start

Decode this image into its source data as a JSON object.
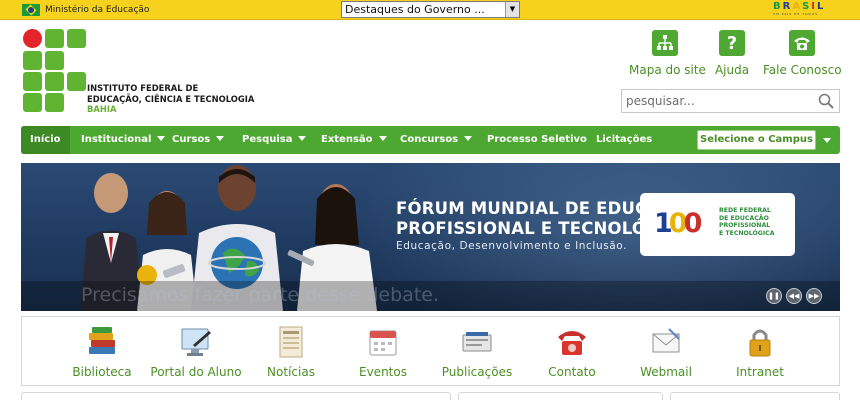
{
  "gov_bar": {
    "ministry": "Ministério da Educação",
    "highlights_select": "Destaques do Governo ...",
    "brasil_logo": "BRASIL",
    "brasil_tagline": "UM PAÍS DE TODOS"
  },
  "header": {
    "institute_line1": "INSTITUTO FEDERAL DE",
    "institute_line2": "EDUCAÇÃO, CIÊNCIA E TECNOLOGIA",
    "institute_line3": "BAHIA",
    "top_links": [
      {
        "label": "Mapa do site",
        "icon": "sitemap-icon"
      },
      {
        "label": "Ajuda",
        "icon": "help-icon"
      },
      {
        "label": "Fale Conosco",
        "icon": "phone-icon"
      }
    ],
    "search_placeholder": "pesquisar..."
  },
  "nav": {
    "items": [
      {
        "label": "Início",
        "dropdown": false
      },
      {
        "label": "Institucional",
        "dropdown": true
      },
      {
        "label": "Cursos",
        "dropdown": true
      },
      {
        "label": "Pesquisa",
        "dropdown": true
      },
      {
        "label": "Extensão",
        "dropdown": true
      },
      {
        "label": "Concursos",
        "dropdown": true
      },
      {
        "label": "Processo Seletivo",
        "dropdown": false
      },
      {
        "label": "Licitações",
        "dropdown": false
      }
    ],
    "campus_select": "Selecione o Campus"
  },
  "banner": {
    "title_line1": "FÓRUM MUNDIAL DE EDUCAÇÃO",
    "title_line2": "PROFISSIONAL E TECNOLÓGICA",
    "subtitle": "Educação, Desenvolvimento e Inclusão.",
    "card_number": "100",
    "card_line1": "REDE FEDERAL",
    "card_line2": "DE EDUCAÇÃO",
    "card_line3": "PROFISSIONAL",
    "card_line4": "E TECNOLÓGICA",
    "caption_ghost": "desse debate.",
    "controls": [
      "pause",
      "previous",
      "next"
    ]
  },
  "quick_links": [
    {
      "label": "Biblioteca",
      "icon": "books-icon"
    },
    {
      "label": "Portal do Aluno",
      "icon": "student-portal-icon"
    },
    {
      "label": "Notícias",
      "icon": "newspaper-icon"
    },
    {
      "label": "Eventos",
      "icon": "calendar-icon"
    },
    {
      "label": "Publicações",
      "icon": "publications-icon"
    },
    {
      "label": "Contato",
      "icon": "telephone-icon"
    },
    {
      "label": "Webmail",
      "icon": "mail-icon"
    },
    {
      "label": "Intranet",
      "icon": "lock-icon"
    }
  ],
  "colors": {
    "gov_yellow": "#f6d21d",
    "brand_green": "#4da832",
    "link_green": "#4a8f25",
    "logo_red": "#e32429",
    "banner_blue": "#1f3a60"
  }
}
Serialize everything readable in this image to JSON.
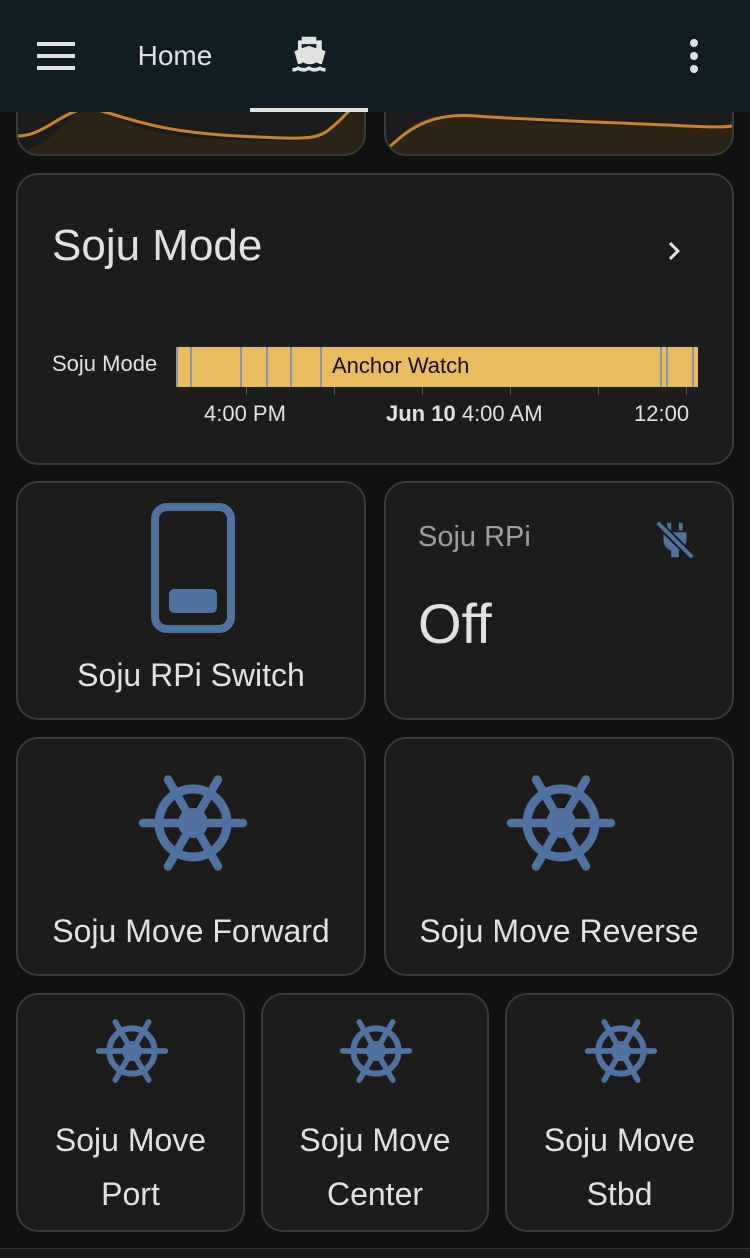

end

-- WHAT TO WORK ON --
The records shown above are to be repeated exactly, with the pictures left out.

-- CORRECT RESULT --
Decode this image into its source data as a JSON object.
{
  "gov_bar": {
    "ministry": "Ministério da Educação",
    "highlights_select": "Destaques do Governo ...",
    "brasil_logo": "BRASIL",
    "brasil_tagline": "UM PAÍS DE TODOS"
  },
  "header": {
    "institute_line1": "INSTITUTO FEDERAL DE",
    "institute_line2": "EDUCAÇÃO, CIÊNCIA E TECNOLOGIA",
    "institute_line3": "BAHIA",
    "top_links": [
      {
        "label": "Mapa do site",
        "icon": "sitemap-icon"
      },
      {
        "label": "Ajuda",
        "icon": "help-icon"
      },
      {
        "label": "Fale Conosco",
        "icon": "phone-icon"
      }
    ],
    "search_placeholder": "pesquisar..."
  },
  "nav": {
    "items": [
      {
        "label": "Início",
        "dropdown": false
      },
      {
        "label": "Institucional",
        "dropdown": true
      },
      {
        "label": "Cursos",
        "dropdown": true
      },
      {
        "label": "Pesquisa",
        "dropdown": true
      },
      {
        "label": "Extensão",
        "dropdown": true
      },
      {
        "label": "Concursos",
        "dropdown": true
      },
      {
        "label": "Processo Seletivo",
        "dropdown": false
      },
      {
        "label": "Licitações",
        "dropdown": false
      }
    ],
    "campus_select": "Selecione o Campus"
  },
  "banner": {
    "title_line1": "FÓRUM MUNDIAL DE EDUCAÇÃO",
    "title_line2": "PROFISSIONAL E TECNOLÓGICA",
    "subtitle": "Educação, Desenvolvimento e Inclusão.",
    "card_number": "100",
    "card_line1": "REDE FEDERAL",
    "card_line2": "DE EDUCAÇÃO",
    "card_line3": "PROFISSIONAL",
    "card_line4": "E TECNOLÓGICA",
    "caption_ghost": "desse debate.",
    "controls": [
      "pause",
      "previous",
      "next"
    ]
  },
  "quick_links": [
    {
      "label": "Biblioteca",
      "icon": "books-icon"
    },
    {
      "label": "Portal do Aluno",
      "icon": "student-portal-icon"
    },
    {
      "label": "Notícias",
      "icon": "newspaper-icon"
    },
    {
      "label": "Eventos",
      "icon": "calendar-icon"
    },
    {
      "label": "Publicações",
      "icon": "publications-icon"
    },
    {
      "label": "Contato",
      "icon": "telephone-icon"
    },
    {
      "label": "Webmail",
      "icon": "mail-icon"
    },
    {
      "label": "Intranet",
      "icon": "lock-icon"
    }
  ],
  "colors": {
    "gov_yellow": "#f6d21d",
    "brand_green": "#4da832",
    "link_green": "#4a8f25",
    "logo_red": "#e32429",
    "banner_blue": "#1f3a60"
  }
}
Serialize everything readable in this image to JSON.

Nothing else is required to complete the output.